### WRITTEN PROBLEM:
For each line that holds "agent", copy the line out.

##### DATA FOR THIS EXERCISE

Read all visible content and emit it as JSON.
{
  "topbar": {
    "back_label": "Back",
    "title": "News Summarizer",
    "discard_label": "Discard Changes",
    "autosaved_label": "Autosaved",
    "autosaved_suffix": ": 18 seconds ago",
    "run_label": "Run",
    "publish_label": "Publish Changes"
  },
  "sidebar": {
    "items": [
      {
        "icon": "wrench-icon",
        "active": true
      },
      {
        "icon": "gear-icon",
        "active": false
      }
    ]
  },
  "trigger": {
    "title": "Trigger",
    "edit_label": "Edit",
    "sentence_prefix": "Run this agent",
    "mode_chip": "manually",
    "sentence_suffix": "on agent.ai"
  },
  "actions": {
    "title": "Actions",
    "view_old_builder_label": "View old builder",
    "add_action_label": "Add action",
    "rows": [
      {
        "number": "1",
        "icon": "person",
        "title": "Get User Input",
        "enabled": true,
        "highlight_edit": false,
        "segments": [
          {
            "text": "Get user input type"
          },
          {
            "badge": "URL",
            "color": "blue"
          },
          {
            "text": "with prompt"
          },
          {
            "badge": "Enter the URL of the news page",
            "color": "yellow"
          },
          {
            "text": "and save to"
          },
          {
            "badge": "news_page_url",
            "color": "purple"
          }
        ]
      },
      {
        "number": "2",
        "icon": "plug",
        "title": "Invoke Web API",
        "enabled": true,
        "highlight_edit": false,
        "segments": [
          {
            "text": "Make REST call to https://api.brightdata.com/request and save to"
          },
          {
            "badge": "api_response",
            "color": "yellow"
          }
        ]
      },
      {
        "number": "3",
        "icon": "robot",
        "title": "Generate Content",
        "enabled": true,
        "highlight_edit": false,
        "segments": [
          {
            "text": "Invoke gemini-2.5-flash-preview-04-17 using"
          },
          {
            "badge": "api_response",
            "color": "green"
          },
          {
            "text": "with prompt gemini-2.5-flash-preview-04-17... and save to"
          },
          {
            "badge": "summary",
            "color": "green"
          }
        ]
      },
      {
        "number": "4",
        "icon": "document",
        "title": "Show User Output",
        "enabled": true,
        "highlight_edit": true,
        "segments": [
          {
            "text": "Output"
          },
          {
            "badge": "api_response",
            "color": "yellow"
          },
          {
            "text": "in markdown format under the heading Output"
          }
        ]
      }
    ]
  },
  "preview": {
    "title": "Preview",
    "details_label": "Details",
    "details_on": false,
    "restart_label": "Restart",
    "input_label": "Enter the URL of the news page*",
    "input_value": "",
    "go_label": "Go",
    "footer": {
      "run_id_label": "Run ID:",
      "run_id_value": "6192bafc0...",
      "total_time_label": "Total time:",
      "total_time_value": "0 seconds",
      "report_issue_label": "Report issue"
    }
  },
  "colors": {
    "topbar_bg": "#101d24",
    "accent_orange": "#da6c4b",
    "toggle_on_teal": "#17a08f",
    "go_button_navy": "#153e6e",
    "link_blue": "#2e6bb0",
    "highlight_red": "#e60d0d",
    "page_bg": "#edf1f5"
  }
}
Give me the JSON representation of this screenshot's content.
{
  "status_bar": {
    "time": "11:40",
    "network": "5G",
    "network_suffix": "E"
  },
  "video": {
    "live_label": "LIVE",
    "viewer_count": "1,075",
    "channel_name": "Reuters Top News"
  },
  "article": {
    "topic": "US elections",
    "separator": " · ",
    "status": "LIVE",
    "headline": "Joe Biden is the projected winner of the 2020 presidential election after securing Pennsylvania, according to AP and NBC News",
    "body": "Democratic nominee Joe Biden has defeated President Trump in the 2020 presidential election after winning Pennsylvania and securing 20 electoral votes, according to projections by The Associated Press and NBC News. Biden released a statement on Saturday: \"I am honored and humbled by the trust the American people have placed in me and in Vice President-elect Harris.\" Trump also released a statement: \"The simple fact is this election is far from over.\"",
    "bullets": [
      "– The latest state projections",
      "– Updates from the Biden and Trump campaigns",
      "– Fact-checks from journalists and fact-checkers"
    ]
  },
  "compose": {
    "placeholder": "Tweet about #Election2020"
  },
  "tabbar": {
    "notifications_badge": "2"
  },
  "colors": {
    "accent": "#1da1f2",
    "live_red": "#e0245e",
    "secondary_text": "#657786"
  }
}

##########

### OUTPUT OF THE EXERCISE:
    "sentence_prefix": "Run this agent",
    "sentence_suffix": "on agent.ai"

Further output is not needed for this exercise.